Begin GIVEN DATA

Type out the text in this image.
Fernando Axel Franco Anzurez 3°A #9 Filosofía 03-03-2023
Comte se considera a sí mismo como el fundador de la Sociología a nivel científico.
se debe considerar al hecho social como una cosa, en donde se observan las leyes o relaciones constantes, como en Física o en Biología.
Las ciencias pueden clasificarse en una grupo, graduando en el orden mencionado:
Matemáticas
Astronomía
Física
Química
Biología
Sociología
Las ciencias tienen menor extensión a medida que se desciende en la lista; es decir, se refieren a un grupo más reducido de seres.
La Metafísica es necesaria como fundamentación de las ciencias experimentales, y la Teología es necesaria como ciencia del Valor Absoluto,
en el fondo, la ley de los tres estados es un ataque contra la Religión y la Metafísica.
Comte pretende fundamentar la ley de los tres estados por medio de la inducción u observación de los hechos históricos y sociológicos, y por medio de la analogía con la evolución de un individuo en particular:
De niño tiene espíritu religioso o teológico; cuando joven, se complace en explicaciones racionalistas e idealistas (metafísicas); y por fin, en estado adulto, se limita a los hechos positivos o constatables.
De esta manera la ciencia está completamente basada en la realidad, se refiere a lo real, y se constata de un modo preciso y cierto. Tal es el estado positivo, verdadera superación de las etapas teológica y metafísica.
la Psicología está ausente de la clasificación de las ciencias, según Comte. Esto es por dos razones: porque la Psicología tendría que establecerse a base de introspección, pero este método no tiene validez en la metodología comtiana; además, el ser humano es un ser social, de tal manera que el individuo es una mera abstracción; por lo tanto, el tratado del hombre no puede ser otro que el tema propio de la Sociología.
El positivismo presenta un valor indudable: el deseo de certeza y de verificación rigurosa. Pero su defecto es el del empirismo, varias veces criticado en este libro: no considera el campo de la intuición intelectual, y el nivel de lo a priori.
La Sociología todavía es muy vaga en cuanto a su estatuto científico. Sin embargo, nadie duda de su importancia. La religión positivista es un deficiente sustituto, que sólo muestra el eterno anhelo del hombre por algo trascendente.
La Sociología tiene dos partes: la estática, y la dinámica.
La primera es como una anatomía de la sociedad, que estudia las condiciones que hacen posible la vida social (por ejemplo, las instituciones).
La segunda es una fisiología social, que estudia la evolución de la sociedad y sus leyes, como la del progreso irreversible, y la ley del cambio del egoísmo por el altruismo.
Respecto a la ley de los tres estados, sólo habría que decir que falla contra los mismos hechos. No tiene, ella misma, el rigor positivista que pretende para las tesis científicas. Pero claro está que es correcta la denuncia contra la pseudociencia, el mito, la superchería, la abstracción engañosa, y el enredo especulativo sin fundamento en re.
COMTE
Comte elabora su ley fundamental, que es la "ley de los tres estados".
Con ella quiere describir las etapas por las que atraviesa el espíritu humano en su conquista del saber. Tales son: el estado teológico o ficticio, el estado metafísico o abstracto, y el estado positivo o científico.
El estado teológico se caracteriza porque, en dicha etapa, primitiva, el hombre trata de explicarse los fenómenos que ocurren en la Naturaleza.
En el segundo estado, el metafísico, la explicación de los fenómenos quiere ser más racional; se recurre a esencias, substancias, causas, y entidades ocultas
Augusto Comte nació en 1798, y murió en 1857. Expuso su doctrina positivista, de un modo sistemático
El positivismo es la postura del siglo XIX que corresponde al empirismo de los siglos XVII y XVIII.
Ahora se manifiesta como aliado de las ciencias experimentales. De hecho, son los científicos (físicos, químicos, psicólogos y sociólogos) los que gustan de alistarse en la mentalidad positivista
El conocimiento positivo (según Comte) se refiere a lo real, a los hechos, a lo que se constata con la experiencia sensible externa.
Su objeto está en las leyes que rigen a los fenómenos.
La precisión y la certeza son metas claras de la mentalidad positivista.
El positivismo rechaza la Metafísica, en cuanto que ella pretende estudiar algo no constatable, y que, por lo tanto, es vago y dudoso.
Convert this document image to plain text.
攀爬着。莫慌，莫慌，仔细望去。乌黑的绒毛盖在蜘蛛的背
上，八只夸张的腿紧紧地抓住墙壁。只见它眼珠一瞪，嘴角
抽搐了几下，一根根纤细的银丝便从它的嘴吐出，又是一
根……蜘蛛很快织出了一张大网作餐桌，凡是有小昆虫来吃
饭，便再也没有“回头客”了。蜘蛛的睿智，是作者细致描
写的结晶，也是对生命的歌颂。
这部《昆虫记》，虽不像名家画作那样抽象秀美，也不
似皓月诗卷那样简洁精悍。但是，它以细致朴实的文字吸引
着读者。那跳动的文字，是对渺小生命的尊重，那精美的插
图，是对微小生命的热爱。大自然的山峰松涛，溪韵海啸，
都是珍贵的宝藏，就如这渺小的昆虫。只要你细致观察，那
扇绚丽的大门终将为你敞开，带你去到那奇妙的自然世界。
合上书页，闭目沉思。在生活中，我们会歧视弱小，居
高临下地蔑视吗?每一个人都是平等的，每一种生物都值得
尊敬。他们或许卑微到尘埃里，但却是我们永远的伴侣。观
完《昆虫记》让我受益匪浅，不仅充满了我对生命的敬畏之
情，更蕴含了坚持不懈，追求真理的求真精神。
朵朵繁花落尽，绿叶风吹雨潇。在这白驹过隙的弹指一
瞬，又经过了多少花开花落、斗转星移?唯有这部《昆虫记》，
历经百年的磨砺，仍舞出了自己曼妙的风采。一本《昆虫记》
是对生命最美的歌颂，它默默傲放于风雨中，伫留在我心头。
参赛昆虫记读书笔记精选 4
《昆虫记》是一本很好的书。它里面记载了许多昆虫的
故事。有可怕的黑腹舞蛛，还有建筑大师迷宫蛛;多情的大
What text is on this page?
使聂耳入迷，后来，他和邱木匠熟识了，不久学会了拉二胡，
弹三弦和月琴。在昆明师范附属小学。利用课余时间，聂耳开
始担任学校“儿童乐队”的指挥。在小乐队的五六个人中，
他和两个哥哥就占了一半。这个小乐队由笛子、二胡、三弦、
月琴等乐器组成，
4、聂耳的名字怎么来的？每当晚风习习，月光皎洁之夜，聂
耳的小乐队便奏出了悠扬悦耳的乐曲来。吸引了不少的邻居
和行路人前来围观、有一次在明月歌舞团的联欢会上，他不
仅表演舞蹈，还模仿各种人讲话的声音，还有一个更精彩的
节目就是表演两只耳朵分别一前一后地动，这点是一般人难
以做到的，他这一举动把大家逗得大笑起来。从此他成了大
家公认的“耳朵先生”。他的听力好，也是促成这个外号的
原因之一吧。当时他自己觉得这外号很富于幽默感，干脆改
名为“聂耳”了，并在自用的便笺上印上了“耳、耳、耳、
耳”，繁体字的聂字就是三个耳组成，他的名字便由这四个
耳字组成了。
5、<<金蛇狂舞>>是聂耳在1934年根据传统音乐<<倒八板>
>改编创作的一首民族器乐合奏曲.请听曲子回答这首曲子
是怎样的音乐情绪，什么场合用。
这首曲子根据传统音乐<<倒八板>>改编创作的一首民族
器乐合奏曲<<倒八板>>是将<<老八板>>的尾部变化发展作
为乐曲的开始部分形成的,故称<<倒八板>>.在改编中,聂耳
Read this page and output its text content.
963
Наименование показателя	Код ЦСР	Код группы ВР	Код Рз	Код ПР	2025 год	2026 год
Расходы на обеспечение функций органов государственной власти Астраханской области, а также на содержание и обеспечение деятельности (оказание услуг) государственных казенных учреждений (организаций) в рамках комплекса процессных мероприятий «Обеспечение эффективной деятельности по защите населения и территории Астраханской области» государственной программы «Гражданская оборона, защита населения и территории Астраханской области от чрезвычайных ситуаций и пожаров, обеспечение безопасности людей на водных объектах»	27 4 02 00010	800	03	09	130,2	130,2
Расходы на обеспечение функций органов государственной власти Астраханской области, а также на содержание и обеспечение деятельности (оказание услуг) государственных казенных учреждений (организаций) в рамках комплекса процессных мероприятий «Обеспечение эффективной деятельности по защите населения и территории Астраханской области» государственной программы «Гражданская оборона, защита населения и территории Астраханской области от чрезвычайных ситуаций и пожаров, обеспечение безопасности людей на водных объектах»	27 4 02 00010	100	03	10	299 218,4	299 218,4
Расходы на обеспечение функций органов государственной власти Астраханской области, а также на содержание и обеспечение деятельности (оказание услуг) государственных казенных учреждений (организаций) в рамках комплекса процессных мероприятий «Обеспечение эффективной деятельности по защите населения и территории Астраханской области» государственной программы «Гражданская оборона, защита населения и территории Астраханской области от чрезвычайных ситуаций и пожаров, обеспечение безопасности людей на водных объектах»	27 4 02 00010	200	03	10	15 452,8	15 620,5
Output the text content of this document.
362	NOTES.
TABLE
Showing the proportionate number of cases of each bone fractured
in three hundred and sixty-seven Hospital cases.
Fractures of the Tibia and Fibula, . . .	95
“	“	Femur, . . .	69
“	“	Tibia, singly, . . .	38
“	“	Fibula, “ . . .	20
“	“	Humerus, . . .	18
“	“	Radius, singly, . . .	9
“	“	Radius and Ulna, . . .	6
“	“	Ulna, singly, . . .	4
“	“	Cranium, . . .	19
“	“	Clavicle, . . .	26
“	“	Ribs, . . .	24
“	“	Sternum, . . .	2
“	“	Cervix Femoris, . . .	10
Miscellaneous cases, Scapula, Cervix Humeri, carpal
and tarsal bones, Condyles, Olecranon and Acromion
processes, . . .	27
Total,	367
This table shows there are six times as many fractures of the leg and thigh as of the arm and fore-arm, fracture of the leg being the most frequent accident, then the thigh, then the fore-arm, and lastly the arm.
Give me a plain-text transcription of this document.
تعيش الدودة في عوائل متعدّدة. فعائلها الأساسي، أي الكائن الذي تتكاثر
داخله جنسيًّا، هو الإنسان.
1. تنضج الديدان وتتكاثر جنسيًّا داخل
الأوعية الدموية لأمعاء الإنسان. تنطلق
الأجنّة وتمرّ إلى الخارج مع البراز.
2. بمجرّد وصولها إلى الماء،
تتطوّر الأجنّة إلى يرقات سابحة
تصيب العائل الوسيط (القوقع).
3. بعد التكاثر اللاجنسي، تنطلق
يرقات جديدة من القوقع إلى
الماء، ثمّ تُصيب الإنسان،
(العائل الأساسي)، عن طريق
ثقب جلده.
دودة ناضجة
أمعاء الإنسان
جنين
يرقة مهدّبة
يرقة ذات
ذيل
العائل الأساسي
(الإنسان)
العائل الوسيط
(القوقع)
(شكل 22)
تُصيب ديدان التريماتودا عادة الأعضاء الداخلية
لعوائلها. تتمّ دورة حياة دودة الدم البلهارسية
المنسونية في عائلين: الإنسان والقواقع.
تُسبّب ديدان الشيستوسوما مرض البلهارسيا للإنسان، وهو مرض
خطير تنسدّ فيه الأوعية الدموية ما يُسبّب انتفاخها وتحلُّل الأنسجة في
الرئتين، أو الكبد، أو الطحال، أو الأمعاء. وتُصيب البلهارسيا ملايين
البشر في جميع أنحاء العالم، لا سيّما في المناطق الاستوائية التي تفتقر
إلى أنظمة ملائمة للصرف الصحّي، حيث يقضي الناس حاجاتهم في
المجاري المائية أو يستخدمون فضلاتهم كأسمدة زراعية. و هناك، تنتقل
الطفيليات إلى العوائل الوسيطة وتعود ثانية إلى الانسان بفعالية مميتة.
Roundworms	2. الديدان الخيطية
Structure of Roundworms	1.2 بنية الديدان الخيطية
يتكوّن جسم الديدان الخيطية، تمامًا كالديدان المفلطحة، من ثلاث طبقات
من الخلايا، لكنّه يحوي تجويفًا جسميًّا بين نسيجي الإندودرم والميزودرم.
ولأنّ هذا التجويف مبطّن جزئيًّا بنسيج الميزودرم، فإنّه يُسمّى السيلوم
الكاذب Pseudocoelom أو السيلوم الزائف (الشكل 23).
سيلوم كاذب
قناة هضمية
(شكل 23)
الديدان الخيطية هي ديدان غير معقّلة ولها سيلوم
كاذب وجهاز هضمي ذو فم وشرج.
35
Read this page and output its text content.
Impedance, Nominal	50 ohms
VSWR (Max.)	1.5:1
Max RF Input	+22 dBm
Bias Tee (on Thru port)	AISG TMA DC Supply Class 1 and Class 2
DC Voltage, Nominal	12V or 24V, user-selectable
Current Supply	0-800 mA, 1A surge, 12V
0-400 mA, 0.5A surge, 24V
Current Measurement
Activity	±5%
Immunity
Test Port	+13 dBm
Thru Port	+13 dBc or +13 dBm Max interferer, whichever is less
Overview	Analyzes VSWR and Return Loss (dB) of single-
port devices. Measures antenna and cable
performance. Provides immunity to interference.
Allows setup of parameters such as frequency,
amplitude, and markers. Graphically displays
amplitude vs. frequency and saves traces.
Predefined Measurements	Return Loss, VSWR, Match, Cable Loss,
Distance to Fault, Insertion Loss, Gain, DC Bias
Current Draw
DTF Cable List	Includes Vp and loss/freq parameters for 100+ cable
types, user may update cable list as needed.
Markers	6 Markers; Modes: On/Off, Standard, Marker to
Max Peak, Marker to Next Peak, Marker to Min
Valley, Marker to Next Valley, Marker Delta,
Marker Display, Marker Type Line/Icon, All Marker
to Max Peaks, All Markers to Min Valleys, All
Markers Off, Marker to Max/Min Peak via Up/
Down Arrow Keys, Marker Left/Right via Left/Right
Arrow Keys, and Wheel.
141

End GIVEN DATA

■ REQUEST:
Go through the records and show every line with the string "experimentales" in it.

■ FINAL ANSWER:
La Metafísica es necesaria como fundamentación de las ciencias experimentales, y la Teología es necesaria como ciencia del Valor Absoluto,
Ahora se manifiesta como aliado de las ciencias experimentales. De hecho, son los científicos (físicos, químicos, psicólogos y sociólogos) los que gustan de alistarse en la mentalidad positivista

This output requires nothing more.